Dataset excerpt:
- - - -

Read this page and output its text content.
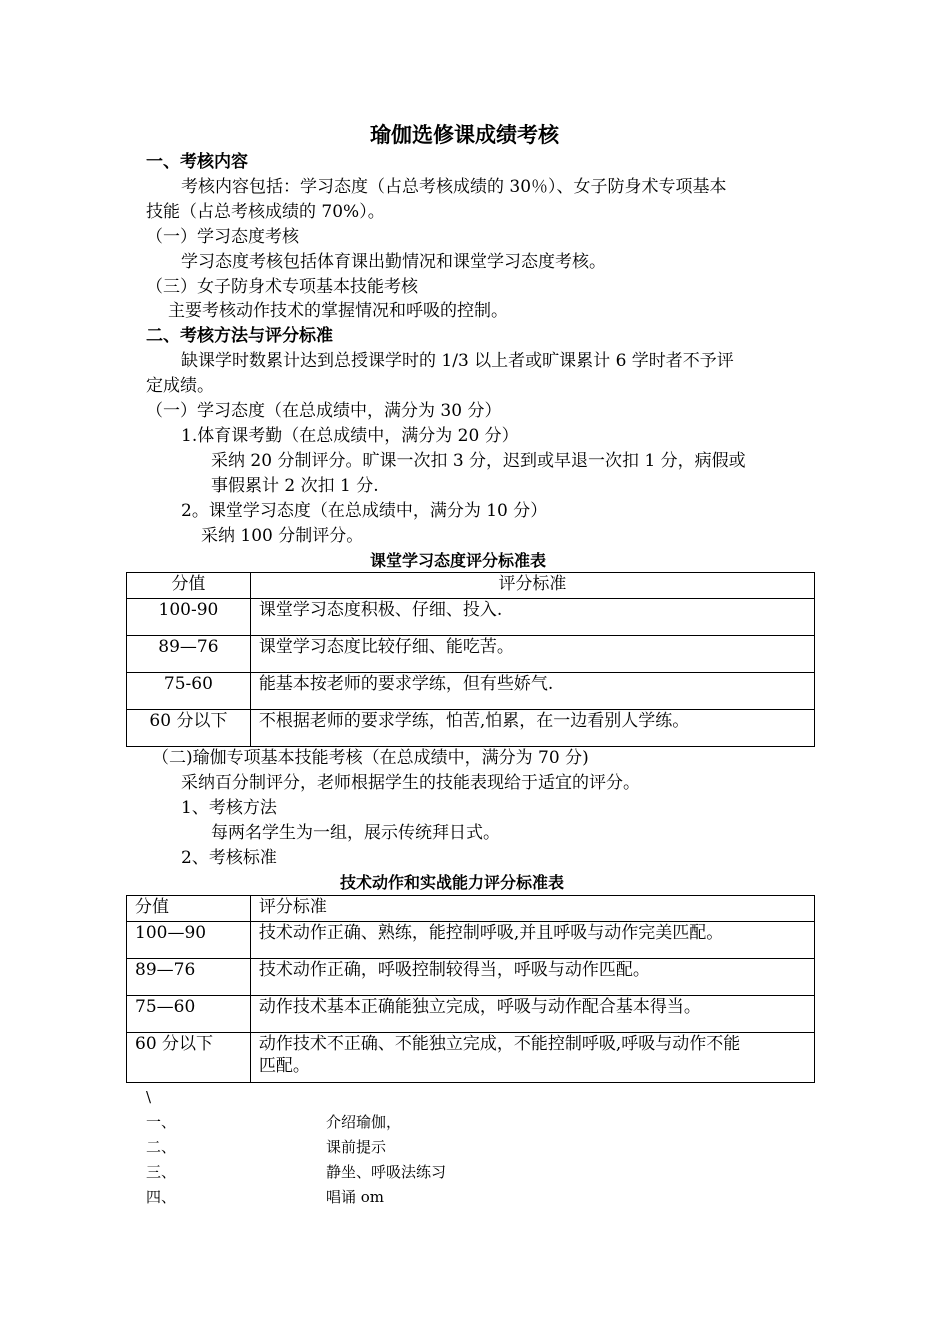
瑜伽选修课成绩考核
一、考核内容
考核内容包括：学习态度（占总考核成绩的 30％）、女子防身术专项基本
技能（占总考核成绩的 70%）。
（一）学习态度考核
学习态度考核包括体育课出勤情况和课堂学习态度考核。
（三）女子防身术专项基本技能考核
主要考核动作技术的掌握情况和呼吸的控制。
二、考核方法与评分标准
缺课学时数累计达到总授课学时的 1/3 以上者或旷课累计 6 学时者不予评
定成绩。
（一）学习态度（在总成绩中，满分为 30 分）
1.体育课考勤（在总成绩中，满分为 20 分）
采纳 20 分制评分。旷课一次扣 3 分，迟到或早退一次扣 1 分，病假或
事假累计 2 次扣 1 分.
2。课堂学习态度（在总成绩中，满分为 10 分）
采纳 100 分制评分。
课堂学习态度评分标准表
分值	评分标准
100-90	课堂学习态度积极、仔细、投入.
89—76	课堂学习态度比较仔细、能吃苦。
75-60	能基本按老师的要求学练，但有些娇气.
60 分以下	不根据老师的要求学练，怕苦,怕累，在一边看别人学练。
（二)瑜伽专项基本技能考核（在总成绩中，满分为 70 分)
采纳百分制评分，老师根据学生的技能表现给于适宜的评分。
1、考核方法
每两名学生为一组，展示传统拜日式。
2、考核标准
技术动作和实战能力评分标准表
分值	评分标准
100—90	技术动作正确、熟练，能控制呼吸,并且呼吸与动作完美匹配。
89—76	技术动作正确，呼吸控制较得当，呼吸与动作匹配。
75—60	动作技术基本正确能独立完成，呼吸与动作配合基本得当。
60 分以下	动作技术不正确、不能独立完成，不能控制呼吸,呼吸与动作不能
匹配。
\
一、	介绍瑜伽，
二、	课前提示
三、	静坐、呼吸法练习
四、	唱诵 om
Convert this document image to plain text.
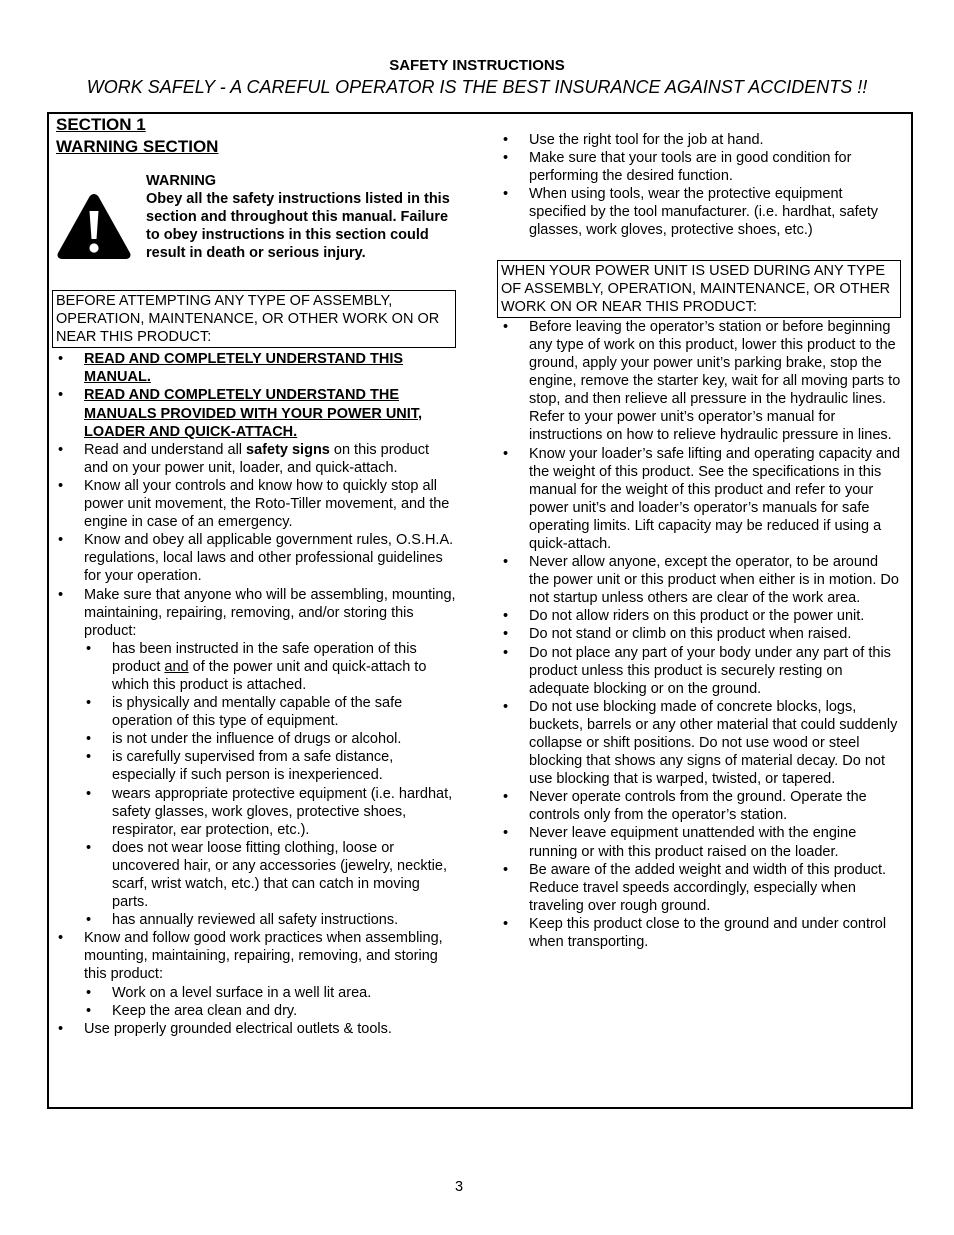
SAFETY INSTRUCTIONS
WORK SAFELY - A CAREFUL OPERATOR IS THE BEST INSURANCE AGAINST ACCIDENTS !!
SECTION 1
WARNING SECTION
WARNING
Obey all the safety instructions listed in this section and throughout this manual. Failure to obey instructions in this section could result in death or serious injury.
BEFORE ATTEMPTING ANY TYPE OF ASSEMBLY, OPERATION, MAINTENANCE, OR OTHER WORK ON OR NEAR THIS PRODUCT:
• READ AND COMPLETELY UNDERSTAND THIS MANUAL.
• READ AND COMPLETELY UNDERSTAND THE MANUALS PROVIDED WITH YOUR POWER UNIT, LOADER AND QUICK-ATTACH.
• Read and understand all safety signs on this product and on your power unit, loader, and quick-attach.
• Know all your controls and know how to quickly stop all power unit movement, the Roto-Tiller movement, and the engine in case of an emergency.
• Know and obey all applicable government rules, O.S.H.A. regulations, local laws and other professional guidelines for your operation.
• Make sure that anyone who will be assembling, mounting, maintaining, repairing, removing, and/or storing this product:
• has been instructed in the safe operation of this product and of the power unit and quick-attach to which this product is attached.
• is physically and mentally capable of the safe operation of this type of equipment.
• is not under the influence of drugs or alcohol.
• is carefully supervised from a safe distance, especially if such person is inexperienced.
• wears appropriate protective equipment (i.e. hardhat, safety glasses, work gloves, protective shoes, respirator, ear protection, etc.).
• does not wear loose fitting clothing, loose or uncovered hair, or any accessories (jewelry, necktie, scarf, wrist watch, etc.) that can catch in moving parts.
• has annually reviewed all safety instructions.
• Know and follow good work practices when assembling, mounting, maintaining, repairing, removing, and storing this product:
• Work on a level surface in a well lit area.
• Keep the area clean and dry.
• Use properly grounded electrical outlets & tools.
• Use the right tool for the job at hand.
• Make sure that your tools are in good condition for performing the desired function.
• When using tools, wear the protective equipment specified by the tool manufacturer. (i.e. hardhat, safety glasses, work gloves, protective shoes, etc.)
WHEN YOUR POWER UNIT IS USED DURING ANY TYPE OF ASSEMBLY, OPERATION, MAINTENANCE, OR OTHER WORK ON OR NEAR THIS PRODUCT:
• Before leaving the operator’s station or before beginning any type of work on this product, lower this product to the ground, apply your power unit’s parking brake, stop the engine, remove the starter key, wait for all moving parts to stop, and then relieve all pressure in the hydraulic lines. Refer to your power unit’s operator’s manual for instructions on how to relieve hydraulic pressure in lines.
• Know your loader’s safe lifting and operating capacity and the weight of this product. See the specifications in this manual for the weight of this product and refer to your power unit’s and loader’s operator’s manuals for safe operating limits. Lift capacity may be reduced if using a quick-attach.
• Never allow anyone, except the operator, to be around the power unit or this product when either is in motion. Do not startup unless others are clear of the work area.
• Do not allow riders on this product or the power unit.
• Do not stand or climb on this product when raised.
• Do not place any part of your body under any part of this product unless this product is securely resting on adequate blocking or on the ground.
• Do not use blocking made of concrete blocks, logs, buckets, barrels or any other material that could suddenly collapse or shift positions. Do not use wood or steel blocking that shows any signs of material decay. Do not use blocking that is warped, twisted, or tapered.
• Never operate controls from the ground. Operate the controls only from the operator’s station.
• Never leave equipment unattended with the engine running or with this product raised on the loader.
• Be aware of the added weight and width of this product. Reduce travel speeds accordingly, especially when traveling over rough ground.
• Keep this product close to the ground and under control when transporting.
3
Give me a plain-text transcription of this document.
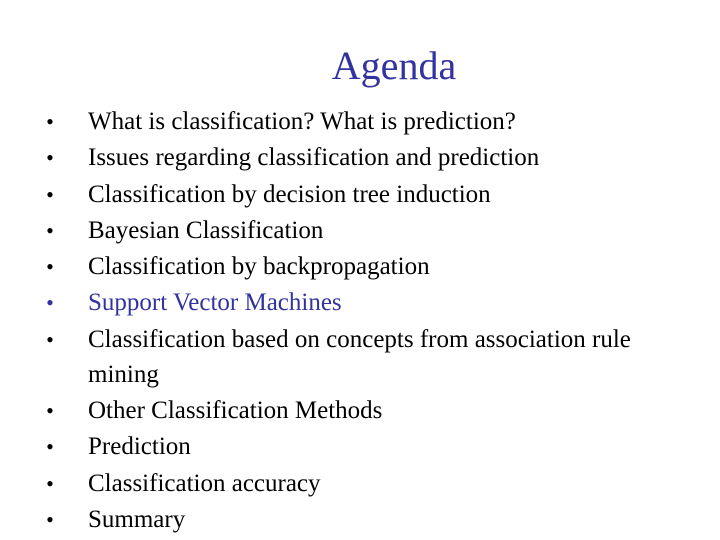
Agenda
• What is classification? What is prediction?
• Issues regarding classification and prediction
• Classification by decision tree induction
• Bayesian Classification
• Classification by backpropagation
• Support Vector Machines
• Classification based on concepts from association rule mining
• Other Classification Methods
• Prediction
• Classification accuracy
• Summary
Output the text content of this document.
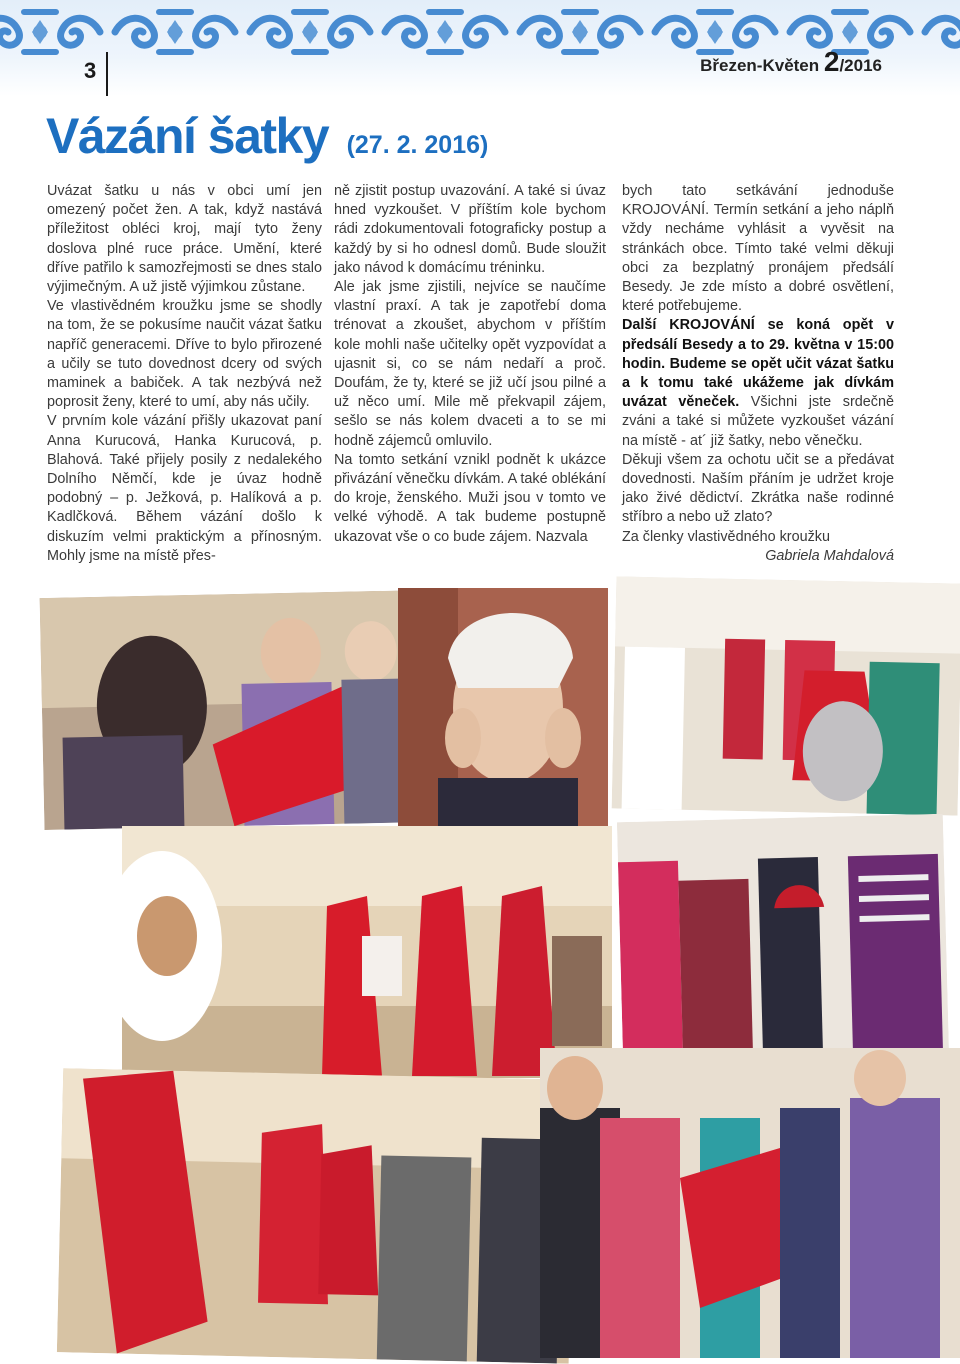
3	Březen-Květen 2/2016
Vázání šatky (27. 2. 2016)

Uvázat šatku u nás v obci umí jen omezený počet žen. A tak, když nastává příležitost obléci kroj, mají tyto ženy doslova plné ruce práce. Umění, které dříve patřilo k samozřejmosti se dnes stalo výjimečným. A už jistě výjimkou zůstane.

Ve vlastivědném kroužku jsme se shodly na tom, že se pokusíme naučit vázat šatku napříč generacemi. Dříve to bylo přirozené a učily se tuto dovednost dcery od svých maminek a babiček. A tak nezbývá než poprosit ženy, které to umí, aby nás učily.

V prvním kole vázání přišly ukazovat paní Anna Kurucová, Hanka Kurucová, p. Blahová. Také přijely posily z nedalekého Dolního Němčí, kde je úvaz hodně podobný – p. Ježková, p. Halíková a p. Kadlčková. Během vázání došlo k diskuzím velmi praktickým a přínosným. Mohly jsme na místě přes-

ně zjistit postup uvazování. A také si úvaz hned vyzkoušet. V příštím kole bychom rádi zdokumentovali fotograficky postup a každý by si ho odnesl domů. Bude sloužit jako návod k domácímu tréninku.

Ale jak jsme zjistili, nejvíce se naučíme vlastní praxí. A tak je zapotřebí doma trénovat a zkoušet, abychom v příštím kole mohli naše učitelky opět vyzpovídat a ujasnit si, co se nám nedaří a proč. Doufám, že ty, které se již učí jsou pilné a už něco umí. Mile mě překvapil zájem, sešlo se nás kolem dvaceti a to se mi hodně zájemců omluvilo.

Na tomto setkání vznikl podnět k ukázce přivázání věnečku dívkám. A také oblékání do kroje, ženského. Muži jsou v tomto ve velké výhodě. A tak budeme postupně ukazovat vše o co bude zájem. Nazvala

bych tato setkávání jednoduše KROJOVÁNÍ. Termín setkání a jeho náplň vždy necháme vyhlásit a vyvěsit na stránkách obce. Tímto také velmi děkuji obci za bezplatný pronájem předsálí Besedy. Je zde místo a dobré osvětlení, které potřebujeme.

Další KROJOVÁNÍ se koná opět v předsálí Besedy a to 29. května v 15:00 hodin. Budeme se opět učit vázat šatku a k tomu také ukážeme jak dívkám uvázat věneček. Všichni jste srdečně zváni a také si můžete vyzkoušet vázání na místě - at´ již šatky, nebo věnečku.

Děkuji všem za ochotu učit se a předávat dovednosti. Naším přáním je udržet kroje jako živé dědictví. Zkrátka naše rodinné stříbro a nebo už zlato?

Za členky vlastivědného kroužku

Gabriela Mahdalová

- - - -

### [Given instruction]
Report only the number of lines that hold the word "weight".

### [Complete output]
2